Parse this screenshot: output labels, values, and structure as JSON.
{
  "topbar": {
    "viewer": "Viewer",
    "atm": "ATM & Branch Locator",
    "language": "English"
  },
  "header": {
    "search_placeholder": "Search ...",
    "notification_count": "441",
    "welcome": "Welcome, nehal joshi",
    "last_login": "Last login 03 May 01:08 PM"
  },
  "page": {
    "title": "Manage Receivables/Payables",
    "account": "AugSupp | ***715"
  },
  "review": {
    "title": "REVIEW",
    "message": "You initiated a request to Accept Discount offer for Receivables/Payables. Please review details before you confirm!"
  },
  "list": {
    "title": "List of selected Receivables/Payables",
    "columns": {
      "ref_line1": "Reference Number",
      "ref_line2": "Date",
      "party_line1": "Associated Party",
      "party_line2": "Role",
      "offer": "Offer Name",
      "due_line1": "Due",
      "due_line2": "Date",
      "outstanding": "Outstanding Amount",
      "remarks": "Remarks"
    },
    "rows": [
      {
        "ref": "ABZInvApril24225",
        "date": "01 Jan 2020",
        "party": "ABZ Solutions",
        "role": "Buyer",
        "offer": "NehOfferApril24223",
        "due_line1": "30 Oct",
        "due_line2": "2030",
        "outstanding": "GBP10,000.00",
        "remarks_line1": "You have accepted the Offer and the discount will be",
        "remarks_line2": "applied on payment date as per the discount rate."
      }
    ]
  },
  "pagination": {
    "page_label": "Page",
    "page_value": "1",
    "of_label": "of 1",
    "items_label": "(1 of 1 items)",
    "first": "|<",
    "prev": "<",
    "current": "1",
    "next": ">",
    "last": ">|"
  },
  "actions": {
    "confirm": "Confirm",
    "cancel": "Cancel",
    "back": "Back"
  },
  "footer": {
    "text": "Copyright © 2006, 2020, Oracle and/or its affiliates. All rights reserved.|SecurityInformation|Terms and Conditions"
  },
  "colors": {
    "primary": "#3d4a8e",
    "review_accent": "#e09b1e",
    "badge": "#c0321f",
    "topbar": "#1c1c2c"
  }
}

***

INSTRUCTIONS TO FOLLOW
Locate each line containing the string "Payables" and show it.

TASK OUTPUT
    "title": "Manage Receivables/Payables",
    "message": "You initiated a request to Accept Discount offer for Receivables/Payables. Please review details before you confirm!"
    "title": "List of selected Receivables/Payables",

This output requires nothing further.